## START PROVIDED MATERIAL

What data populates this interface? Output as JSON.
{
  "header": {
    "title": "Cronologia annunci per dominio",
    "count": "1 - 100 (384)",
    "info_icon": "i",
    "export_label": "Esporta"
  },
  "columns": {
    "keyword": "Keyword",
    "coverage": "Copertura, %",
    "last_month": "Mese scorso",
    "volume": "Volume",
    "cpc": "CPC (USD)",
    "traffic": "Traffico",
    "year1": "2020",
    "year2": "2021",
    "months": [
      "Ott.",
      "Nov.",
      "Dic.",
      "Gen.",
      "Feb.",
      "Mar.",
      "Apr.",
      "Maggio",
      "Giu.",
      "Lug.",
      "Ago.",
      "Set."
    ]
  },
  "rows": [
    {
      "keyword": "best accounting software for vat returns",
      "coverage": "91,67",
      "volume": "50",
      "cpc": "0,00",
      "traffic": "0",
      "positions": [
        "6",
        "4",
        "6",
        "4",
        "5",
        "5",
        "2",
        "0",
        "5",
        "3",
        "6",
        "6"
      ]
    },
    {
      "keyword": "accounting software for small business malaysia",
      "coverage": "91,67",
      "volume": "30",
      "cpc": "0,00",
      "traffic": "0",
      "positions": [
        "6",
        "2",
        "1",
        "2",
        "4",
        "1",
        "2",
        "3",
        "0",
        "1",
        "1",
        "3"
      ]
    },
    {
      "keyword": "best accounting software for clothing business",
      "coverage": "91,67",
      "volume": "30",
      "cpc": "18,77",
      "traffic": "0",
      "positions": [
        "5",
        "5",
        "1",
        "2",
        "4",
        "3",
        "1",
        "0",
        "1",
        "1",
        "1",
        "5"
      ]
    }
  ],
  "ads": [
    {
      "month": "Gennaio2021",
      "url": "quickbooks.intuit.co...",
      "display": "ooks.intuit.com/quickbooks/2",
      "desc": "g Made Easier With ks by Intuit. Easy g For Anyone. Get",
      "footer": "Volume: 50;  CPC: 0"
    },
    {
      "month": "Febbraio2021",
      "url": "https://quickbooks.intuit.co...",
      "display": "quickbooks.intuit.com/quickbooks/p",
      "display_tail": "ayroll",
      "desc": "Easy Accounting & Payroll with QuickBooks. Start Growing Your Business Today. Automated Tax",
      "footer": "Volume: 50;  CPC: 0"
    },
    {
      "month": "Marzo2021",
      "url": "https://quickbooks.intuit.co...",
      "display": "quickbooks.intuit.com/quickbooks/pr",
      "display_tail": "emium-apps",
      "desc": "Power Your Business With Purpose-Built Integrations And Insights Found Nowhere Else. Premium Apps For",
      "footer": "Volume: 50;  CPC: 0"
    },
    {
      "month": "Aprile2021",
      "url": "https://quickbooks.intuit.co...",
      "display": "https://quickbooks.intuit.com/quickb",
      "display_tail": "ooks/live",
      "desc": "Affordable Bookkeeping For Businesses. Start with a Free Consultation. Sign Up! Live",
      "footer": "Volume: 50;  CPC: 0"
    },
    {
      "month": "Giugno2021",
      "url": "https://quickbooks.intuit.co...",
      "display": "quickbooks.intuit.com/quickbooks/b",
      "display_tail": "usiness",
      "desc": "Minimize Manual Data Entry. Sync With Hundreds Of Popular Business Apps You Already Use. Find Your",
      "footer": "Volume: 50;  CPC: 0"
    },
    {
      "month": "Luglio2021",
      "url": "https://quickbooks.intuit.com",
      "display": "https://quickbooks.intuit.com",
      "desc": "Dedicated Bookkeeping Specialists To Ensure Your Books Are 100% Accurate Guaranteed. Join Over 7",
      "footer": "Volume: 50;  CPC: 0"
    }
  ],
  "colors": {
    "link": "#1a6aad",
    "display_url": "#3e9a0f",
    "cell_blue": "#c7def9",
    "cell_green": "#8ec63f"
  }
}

## END PROVIDED MATERIAL
## START PROVIDED MATERIAL

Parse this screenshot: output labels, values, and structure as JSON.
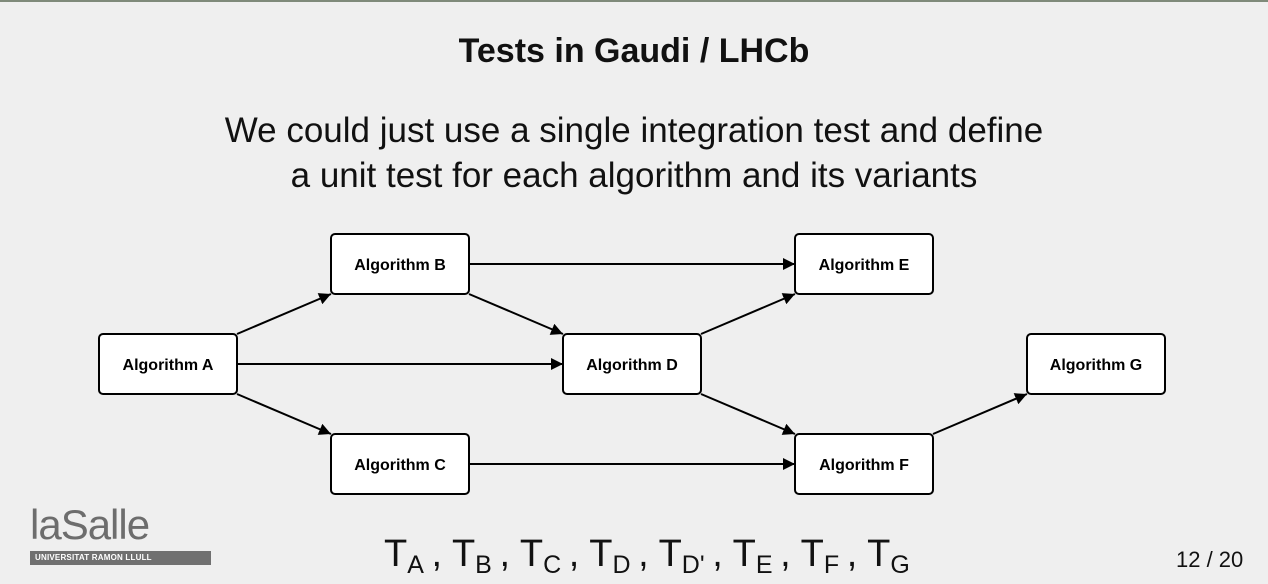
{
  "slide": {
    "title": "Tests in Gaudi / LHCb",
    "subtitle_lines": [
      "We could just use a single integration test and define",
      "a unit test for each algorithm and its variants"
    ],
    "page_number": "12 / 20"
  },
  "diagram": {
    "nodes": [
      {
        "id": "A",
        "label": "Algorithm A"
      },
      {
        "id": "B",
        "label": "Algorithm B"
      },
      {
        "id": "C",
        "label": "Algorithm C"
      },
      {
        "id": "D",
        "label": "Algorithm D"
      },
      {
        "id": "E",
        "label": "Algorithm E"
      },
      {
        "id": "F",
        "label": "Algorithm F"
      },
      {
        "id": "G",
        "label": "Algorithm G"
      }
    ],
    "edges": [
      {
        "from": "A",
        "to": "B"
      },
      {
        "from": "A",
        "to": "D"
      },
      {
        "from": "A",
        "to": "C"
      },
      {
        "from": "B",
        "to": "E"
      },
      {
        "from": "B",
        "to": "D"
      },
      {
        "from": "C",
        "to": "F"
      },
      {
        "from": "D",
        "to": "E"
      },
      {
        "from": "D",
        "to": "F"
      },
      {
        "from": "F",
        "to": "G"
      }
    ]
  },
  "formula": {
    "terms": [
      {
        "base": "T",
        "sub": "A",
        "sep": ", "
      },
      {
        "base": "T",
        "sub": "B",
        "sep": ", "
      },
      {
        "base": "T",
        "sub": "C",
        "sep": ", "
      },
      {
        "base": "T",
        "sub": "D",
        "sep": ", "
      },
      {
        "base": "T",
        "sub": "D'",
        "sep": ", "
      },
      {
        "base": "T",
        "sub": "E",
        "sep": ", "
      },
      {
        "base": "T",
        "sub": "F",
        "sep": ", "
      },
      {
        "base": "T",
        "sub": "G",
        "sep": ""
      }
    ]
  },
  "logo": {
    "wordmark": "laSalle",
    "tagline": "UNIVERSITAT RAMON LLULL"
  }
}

## END PROVIDED MATERIAL

DIRECTIONS — Identify the lines above that contain the word "Your", then copy them.

ANSWER TO THE TASK —
      "desc": "Easy Accounting & Payroll with QuickBooks. Start Growing Your Business Today. Automated Tax",
      "desc": "Power Your Business With Purpose-Built Integrations And Insights Found Nowhere Else. Premium Apps For",
      "desc": "Minimize Manual Data Entry. Sync With Hundreds Of Popular Business Apps You Already Use. Find Your",
      "desc": "Dedicated Bookkeeping Specialists To Ensure Your Books Are 100% Accurate Guaranteed. Join Over 7",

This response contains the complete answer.